[Stored entries]
=-=-=-=-=

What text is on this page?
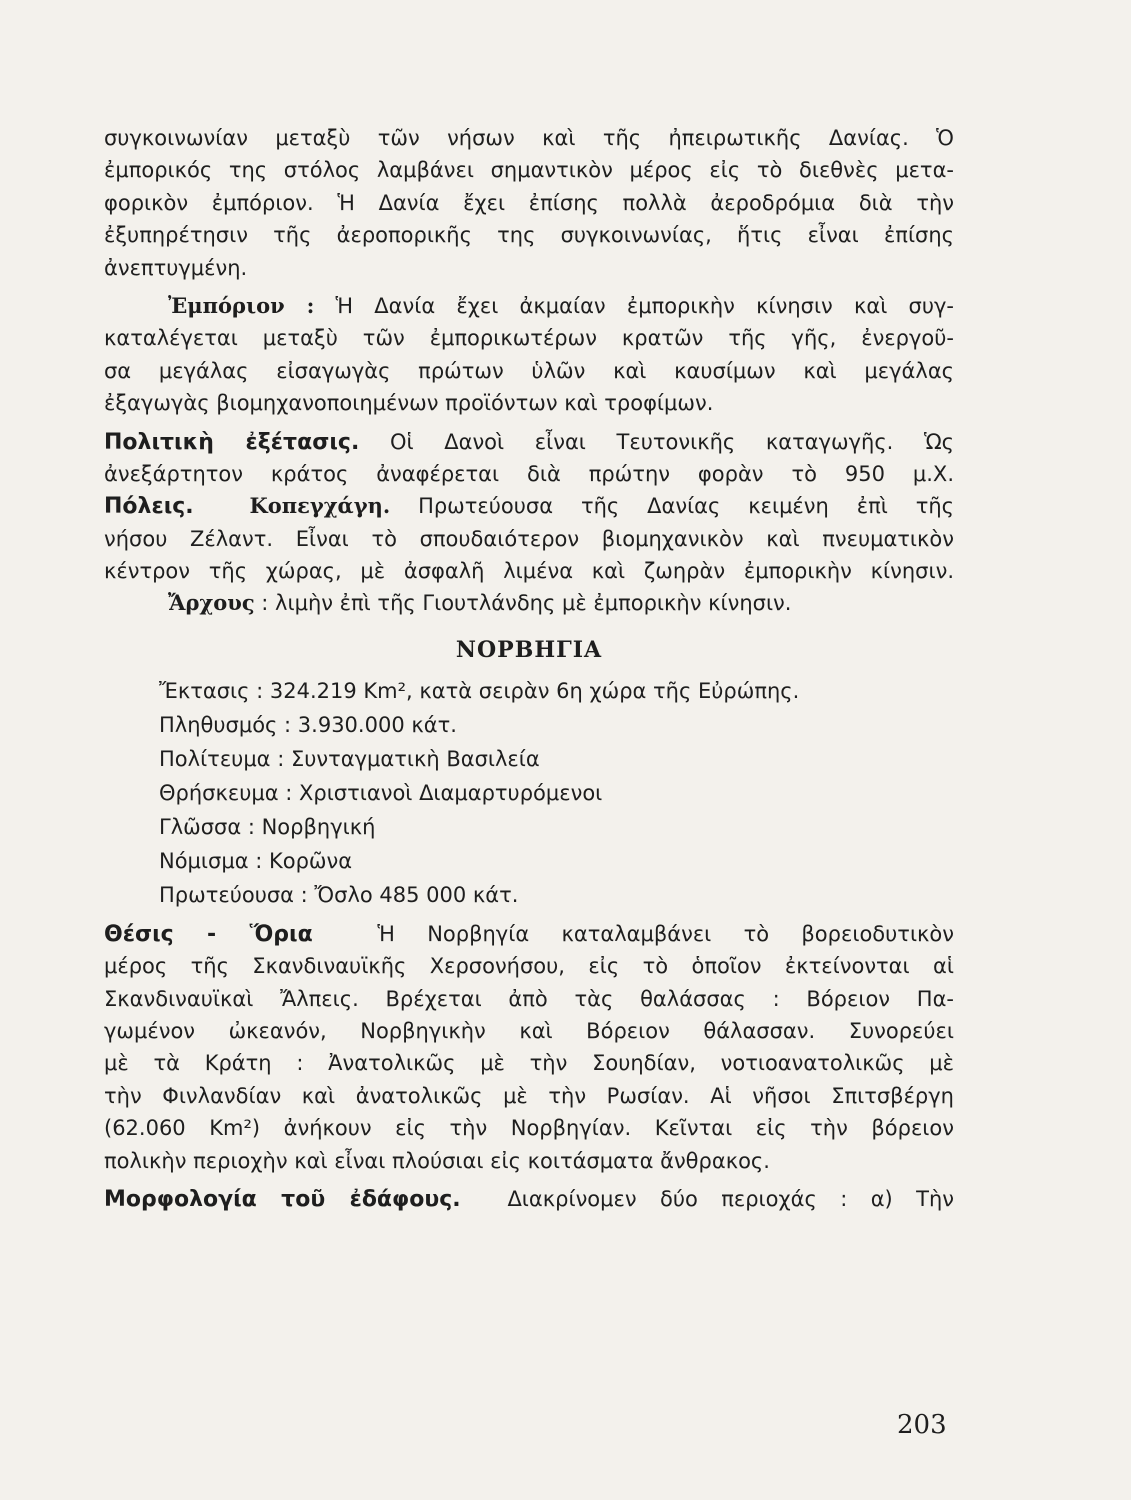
συγκοινωνίαν μεταξὺ τῶν νήσων καὶ τῆς ἠπειρωτικῆς Δανίας. Ὁ
ἐμπορικός της στόλος λαμβάνει σημαντικὸν μέρος εἰς τὸ διεθνὲς μετα-
φορικὸν ἐμπόριον. Ἡ Δανία ἔχει ἐπίσης πολλὰ ἀεροδρόμια διὰ τὴν
ἐξυπηρέτησιν τῆς ἀεροπορικῆς της συγκοινωνίας, ἥτις εἶναι ἐπίσης
ἀνεπτυγμένη.
Ἐμπόριον : Ἡ Δανία ἔχει ἀκμαίαν ἐμπορικὴν κίνησιν καὶ συγ-
καταλέγεται μεταξὺ τῶν ἐμπορικωτέρων κρατῶν τῆς γῆς, ἐνεργοῦ-
σα μεγάλας εἰσαγωγὰς πρώτων ὑλῶν καὶ καυσίμων καὶ μεγάλας
ἐξαγωγὰς βιομηχανοποιημένων προϊόντων καὶ τροφίμων.
Πολιτικὴ ἐξέτασις. Οἱ Δανοὶ εἶναι Τευτονικῆς καταγωγῆς. Ὡς
ἀνεξάρτητον κράτος ἀναφέρεται διὰ πρώτην φορὰν τὸ 950 μ.Χ.
Πόλεις.	Κοπεγχάγη. Πρωτεύουσα τῆς Δανίας κειμένη ἐπὶ τῆς
νήσου Ζέλαντ. Εἶναι τὸ σπουδαιότερον βιομηχανικὸν καὶ πνευματικὸν
κέντρον τῆς χώρας, μὲ ἀσφαλῆ λιμένα καὶ ζωηρὰν ἐμπορικὴν κίνησιν.
Ἄρχους : λιμὴν ἐπὶ τῆς Γιουτλάνδης μὲ ἐμπορικὴν κίνησιν.
ΝΟΡΒΗΓΙΑ
Ἔκτασις : 324.219 Km², κατὰ σειρὰν 6η χώρα τῆς Εὐρώπης.
Πληθυσμός : 3.930.000 κάτ.
Πολίτευμα : Συνταγματικὴ Βασιλεία
Θρήσκευμα : Χριστιανοὶ Διαμαρτυρόμενοι
Γλῶσσα : Νορβηγική
Νόμισμα : Κορῶνα
Πρωτεύουσα : Ὄσλο 485 000 κάτ.
Θέσις - Ὅρια	Ἡ Νορβηγία καταλαμβάνει τὸ βορειοδυτικὸν
μέρος τῆς Σκανδιναυϊκῆς Χερσονήσου, εἰς τὸ ὁποῖον ἐκτείνονται αἱ
Σκανδιναυϊκαὶ Ἄλπεις. Βρέχεται ἀπὸ τὰς θαλάσσας : Βόρειον Πα-
γωμένον ὠκεανόν, Νορβηγικὴν καὶ Βόρειον θάλασσαν. Συνορεύει
μὲ τὰ Κράτη : Ἀνατολικῶς μὲ τὴν Σουηδίαν, νοτιοανατολικῶς μὲ
τὴν Φινλανδίαν καὶ ἀνατολικῶς μὲ τὴν Ρωσίαν. Αἱ νῆσοι Σπιτσβέργη
(62.060 Km²) ἀνήκουν εἰς τὴν Νορβηγίαν. Κεῖνται εἰς τὴν βόρειον
πολικὴν περιοχὴν καὶ εἶναι πλούσιαι εἰς κοιτάσματα ἄνθρακος.
Μορφολογία τοῦ ἐδάφους. Διακρίνομεν δύο περιοχάς : α) Τὴν
203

=-=-=-=-=

▸ Goal of the exercise
Give back the whole listing as it stands, minus its pictures.

▸ Complete answer
What text is on this page?
συγκοινωνίαν μεταξὺ τῶν νήσων καὶ τῆς ἠπειρωτικῆς Δανίας. Ὁ
ἐμπορικός της στόλος λαμβάνει σημαντικὸν μέρος εἰς τὸ διεθνὲς μετα-
φορικὸν ἐμπόριον. Ἡ Δανία ἔχει ἐπίσης πολλὰ ἀεροδρόμια διὰ τὴν
ἐξυπηρέτησιν τῆς ἀεροπορικῆς της συγκοινωνίας, ἥτις εἶναι ἐπίσης
ἀνεπτυγμένη.
Ἐμπόριον : Ἡ Δανία ἔχει ἀκμαίαν ἐμπορικὴν κίνησιν καὶ συγ-
καταλέγεται μεταξὺ τῶν ἐμπορικωτέρων κρατῶν τῆς γῆς, ἐνεργοῦ-
σα μεγάλας εἰσαγωγὰς πρώτων ὑλῶν καὶ καυσίμων καὶ μεγάλας
ἐξαγωγὰς βιομηχανοποιημένων προϊόντων καὶ τροφίμων.
Πολιτικὴ ἐξέτασις. Οἱ Δανοὶ εἶναι Τευτονικῆς καταγωγῆς. Ὡς
ἀνεξάρτητον κράτος ἀναφέρεται διὰ πρώτην φορὰν τὸ 950 μ.Χ.
Πόλεις.	Κοπεγχάγη. Πρωτεύουσα τῆς Δανίας κειμένη ἐπὶ τῆς
νήσου Ζέλαντ. Εἶναι τὸ σπουδαιότερον βιομηχανικὸν καὶ πνευματικὸν
κέντρον τῆς χώρας, μὲ ἀσφαλῆ λιμένα καὶ ζωηρὰν ἐμπορικὴν κίνησιν.
Ἄρχους : λιμὴν ἐπὶ τῆς Γιουτλάνδης μὲ ἐμπορικὴν κίνησιν.
ΝΟΡΒΗΓΙΑ
Ἔκτασις : 324.219 Km², κατὰ σειρὰν 6η χώρα τῆς Εὐρώπης.
Πληθυσμός : 3.930.000 κάτ.
Πολίτευμα : Συνταγματικὴ Βασιλεία
Θρήσκευμα : Χριστιανοὶ Διαμαρτυρόμενοι
Γλῶσσα : Νορβηγική
Νόμισμα : Κορῶνα
Πρωτεύουσα : Ὄσλο 485 000 κάτ.
Θέσις - Ὅρια	Ἡ Νορβηγία καταλαμβάνει τὸ βορειοδυτικὸν
μέρος τῆς Σκανδιναυϊκῆς Χερσονήσου, εἰς τὸ ὁποῖον ἐκτείνονται αἱ
Σκανδιναυϊκαὶ Ἄλπεις. Βρέχεται ἀπὸ τὰς θαλάσσας : Βόρειον Πα-
γωμένον ὠκεανόν, Νορβηγικὴν καὶ Βόρειον θάλασσαν. Συνορεύει
μὲ τὰ Κράτη : Ἀνατολικῶς μὲ τὴν Σουηδίαν, νοτιοανατολικῶς μὲ
τὴν Φινλανδίαν καὶ ἀνατολικῶς μὲ τὴν Ρωσίαν. Αἱ νῆσοι Σπιτσβέργη
(62.060 Km²) ἀνήκουν εἰς τὴν Νορβηγίαν. Κεῖνται εἰς τὴν βόρειον
πολικὴν περιοχὴν καὶ εἶναι πλούσιαι εἰς κοιτάσματα ἄνθρακος.
Μορφολογία τοῦ ἐδάφους. Διακρίνομεν δύο περιοχάς : α) Τὴν
203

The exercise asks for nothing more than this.